* BEGIN Items *
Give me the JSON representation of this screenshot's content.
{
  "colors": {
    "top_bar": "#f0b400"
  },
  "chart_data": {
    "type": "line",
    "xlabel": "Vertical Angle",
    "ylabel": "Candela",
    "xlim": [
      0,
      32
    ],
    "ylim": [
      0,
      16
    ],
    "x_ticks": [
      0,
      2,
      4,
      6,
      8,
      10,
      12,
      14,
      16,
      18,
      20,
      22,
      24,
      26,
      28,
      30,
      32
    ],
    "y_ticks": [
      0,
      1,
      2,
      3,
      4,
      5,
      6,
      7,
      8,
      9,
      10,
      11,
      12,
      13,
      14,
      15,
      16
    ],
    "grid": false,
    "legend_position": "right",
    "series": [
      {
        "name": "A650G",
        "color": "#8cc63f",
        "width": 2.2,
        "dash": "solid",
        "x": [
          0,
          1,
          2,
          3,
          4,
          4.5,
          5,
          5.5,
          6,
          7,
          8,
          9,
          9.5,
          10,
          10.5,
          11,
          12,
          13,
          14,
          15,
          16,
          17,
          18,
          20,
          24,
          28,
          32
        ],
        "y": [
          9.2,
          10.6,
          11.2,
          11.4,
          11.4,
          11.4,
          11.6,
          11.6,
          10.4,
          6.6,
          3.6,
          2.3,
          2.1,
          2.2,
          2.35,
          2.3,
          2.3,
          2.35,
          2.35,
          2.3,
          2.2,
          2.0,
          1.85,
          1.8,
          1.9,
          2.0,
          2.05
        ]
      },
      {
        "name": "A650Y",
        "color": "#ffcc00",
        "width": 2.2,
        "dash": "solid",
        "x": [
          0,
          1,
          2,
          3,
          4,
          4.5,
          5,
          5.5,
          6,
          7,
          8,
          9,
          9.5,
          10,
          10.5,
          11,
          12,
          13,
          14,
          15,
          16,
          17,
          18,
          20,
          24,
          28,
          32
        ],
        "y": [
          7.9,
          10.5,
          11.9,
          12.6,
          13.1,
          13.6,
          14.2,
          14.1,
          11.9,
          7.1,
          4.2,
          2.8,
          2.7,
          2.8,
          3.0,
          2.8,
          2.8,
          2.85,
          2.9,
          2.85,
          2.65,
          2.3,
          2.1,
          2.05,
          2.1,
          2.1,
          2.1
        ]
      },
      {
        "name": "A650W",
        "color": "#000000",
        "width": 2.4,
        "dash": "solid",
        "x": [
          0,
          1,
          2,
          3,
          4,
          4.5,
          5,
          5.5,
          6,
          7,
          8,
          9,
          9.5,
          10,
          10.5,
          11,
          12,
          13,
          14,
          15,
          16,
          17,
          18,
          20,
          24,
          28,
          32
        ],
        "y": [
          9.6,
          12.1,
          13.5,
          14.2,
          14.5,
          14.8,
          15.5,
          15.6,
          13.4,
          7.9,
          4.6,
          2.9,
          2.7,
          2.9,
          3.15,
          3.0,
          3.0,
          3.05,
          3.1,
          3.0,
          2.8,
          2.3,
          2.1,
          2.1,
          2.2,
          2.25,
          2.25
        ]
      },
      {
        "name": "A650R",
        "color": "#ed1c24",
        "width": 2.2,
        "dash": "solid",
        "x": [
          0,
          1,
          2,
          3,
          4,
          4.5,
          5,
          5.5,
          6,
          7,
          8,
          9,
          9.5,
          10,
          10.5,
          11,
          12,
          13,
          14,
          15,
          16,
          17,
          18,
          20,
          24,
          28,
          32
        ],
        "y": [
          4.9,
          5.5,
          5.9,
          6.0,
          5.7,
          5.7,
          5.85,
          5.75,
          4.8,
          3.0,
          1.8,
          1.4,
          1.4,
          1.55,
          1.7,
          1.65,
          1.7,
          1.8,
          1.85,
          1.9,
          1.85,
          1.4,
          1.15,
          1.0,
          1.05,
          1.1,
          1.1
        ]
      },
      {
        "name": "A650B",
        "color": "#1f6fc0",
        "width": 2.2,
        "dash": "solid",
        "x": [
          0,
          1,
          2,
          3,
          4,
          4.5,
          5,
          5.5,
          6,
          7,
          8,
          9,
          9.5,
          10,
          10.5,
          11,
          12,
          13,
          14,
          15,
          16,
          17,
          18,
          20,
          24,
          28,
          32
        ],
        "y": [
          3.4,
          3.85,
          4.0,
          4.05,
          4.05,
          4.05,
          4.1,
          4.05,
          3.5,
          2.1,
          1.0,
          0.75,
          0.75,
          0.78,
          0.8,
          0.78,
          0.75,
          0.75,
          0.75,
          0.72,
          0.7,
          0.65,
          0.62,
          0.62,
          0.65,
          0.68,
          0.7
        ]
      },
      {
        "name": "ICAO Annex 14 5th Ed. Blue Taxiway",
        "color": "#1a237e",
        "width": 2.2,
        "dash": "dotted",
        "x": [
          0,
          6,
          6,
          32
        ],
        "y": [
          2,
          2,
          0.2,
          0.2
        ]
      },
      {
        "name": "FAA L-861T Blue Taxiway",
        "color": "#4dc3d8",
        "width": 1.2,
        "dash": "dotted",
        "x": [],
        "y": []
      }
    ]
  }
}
* END Items *
> _Written exercise_: Set down the entries verbatim, leaving none out.

> _Answer to the problem_:
Give me the JSON representation of this screenshot's content.
{
  "colors": {
    "top_bar": "#f0b400"
  },
  "chart_data": {
    "type": "line",
    "xlabel": "Vertical Angle",
    "ylabel": "Candela",
    "xlim": [
      0,
      32
    ],
    "ylim": [
      0,
      16
    ],
    "x_ticks": [
      0,
      2,
      4,
      6,
      8,
      10,
      12,
      14,
      16,
      18,
      20,
      22,
      24,
      26,
      28,
      30,
      32
    ],
    "y_ticks": [
      0,
      1,
      2,
      3,
      4,
      5,
      6,
      7,
      8,
      9,
      10,
      11,
      12,
      13,
      14,
      15,
      16
    ],
    "grid": false,
    "legend_position": "right",
    "series": [
      {
        "name": "A650G",
        "color": "#8cc63f",
        "width": 2.2,
        "dash": "solid",
        "x": [
          0,
          1,
          2,
          3,
          4,
          4.5,
          5,
          5.5,
          6,
          7,
          8,
          9,
          9.5,
          10,
          10.5,
          11,
          12,
          13,
          14,
          15,
          16,
          17,
          18,
          20,
          24,
          28,
          32
        ],
        "y": [
          9.2,
          10.6,
          11.2,
          11.4,
          11.4,
          11.4,
          11.6,
          11.6,
          10.4,
          6.6,
          3.6,
          2.3,
          2.1,
          2.2,
          2.35,
          2.3,
          2.3,
          2.35,
          2.35,
          2.3,
          2.2,
          2.0,
          1.85,
          1.8,
          1.9,
          2.0,
          2.05
        ]
      },
      {
        "name": "A650Y",
        "color": "#ffcc00",
        "width": 2.2,
        "dash": "solid",
        "x": [
          0,
          1,
          2,
          3,
          4,
          4.5,
          5,
          5.5,
          6,
          7,
          8,
          9,
          9.5,
          10,
          10.5,
          11,
          12,
          13,
          14,
          15,
          16,
          17,
          18,
          20,
          24,
          28,
          32
        ],
        "y": [
          7.9,
          10.5,
          11.9,
          12.6,
          13.1,
          13.6,
          14.2,
          14.1,
          11.9,
          7.1,
          4.2,
          2.8,
          2.7,
          2.8,
          3.0,
          2.8,
          2.8,
          2.85,
          2.9,
          2.85,
          2.65,
          2.3,
          2.1,
          2.05,
          2.1,
          2.1,
          2.1
        ]
      },
      {
        "name": "A650W",
        "color": "#000000",
        "width": 2.4,
        "dash": "solid",
        "x": [
          0,
          1,
          2,
          3,
          4,
          4.5,
          5,
          5.5,
          6,
          7,
          8,
          9,
          9.5,
          10,
          10.5,
          11,
          12,
          13,
          14,
          15,
          16,
          17,
          18,
          20,
          24,
          28,
          32
        ],
        "y": [
          9.6,
          12.1,
          13.5,
          14.2,
          14.5,
          14.8,
          15.5,
          15.6,
          13.4,
          7.9,
          4.6,
          2.9,
          2.7,
          2.9,
          3.15,
          3.0,
          3.0,
          3.05,
          3.1,
          3.0,
          2.8,
          2.3,
          2.1,
          2.1,
          2.2,
          2.25,
          2.25
        ]
      },
      {
        "name": "A650R",
        "color": "#ed1c24",
        "width": 2.2,
        "dash": "solid",
        "x": [
          0,
          1,
          2,
          3,
          4,
          4.5,
          5,
          5.5,
          6,
          7,
          8,
          9,
          9.5,
          10,
          10.5,
          11,
          12,
          13,
          14,
          15,
          16,
          17,
          18,
          20,
          24,
          28,
          32
        ],
        "y": [
          4.9,
          5.5,
          5.9,
          6.0,
          5.7,
          5.7,
          5.85,
          5.75,
          4.8,
          3.0,
          1.8,
          1.4,
          1.4,
          1.55,
          1.7,
          1.65,
          1.7,
          1.8,
          1.85,
          1.9,
          1.85,
          1.4,
          1.15,
          1.0,
          1.05,
          1.1,
          1.1
        ]
      },
      {
        "name": "A650B",
        "color": "#1f6fc0",
        "width": 2.2,
        "dash": "solid",
        "x": [
          0,
          1,
          2,
          3,
          4,
          4.5,
          5,
          5.5,
          6,
          7,
          8,
          9,
          9.5,
          10,
          10.5,
          11,
          12,
          13,
          14,
          15,
          16,
          17,
          18,
          20,
          24,
          28,
          32
        ],
        "y": [
          3.4,
          3.85,
          4.0,
          4.05,
          4.05,
          4.05,
          4.1,
          4.05,
          3.5,
          2.1,
          1.0,
          0.75,
          0.75,
          0.78,
          0.8,
          0.78,
          0.75,
          0.75,
          0.75,
          0.72,
          0.7,
          0.65,
          0.62,
          0.62,
          0.65,
          0.68,
          0.7
        ]
      },
      {
        "name": "ICAO Annex 14 5th Ed. Blue Taxiway",
        "color": "#1a237e",
        "width": 2.2,
        "dash": "dotted",
        "x": [
          0,
          6,
          6,
          32
        ],
        "y": [
          2,
          2,
          0.2,
          0.2
        ]
      },
      {
        "name": "FAA L-861T Blue Taxiway",
        "color": "#4dc3d8",
        "width": 1.2,
        "dash": "dotted",
        "x": [],
        "y": []
      }
    ]
  }
}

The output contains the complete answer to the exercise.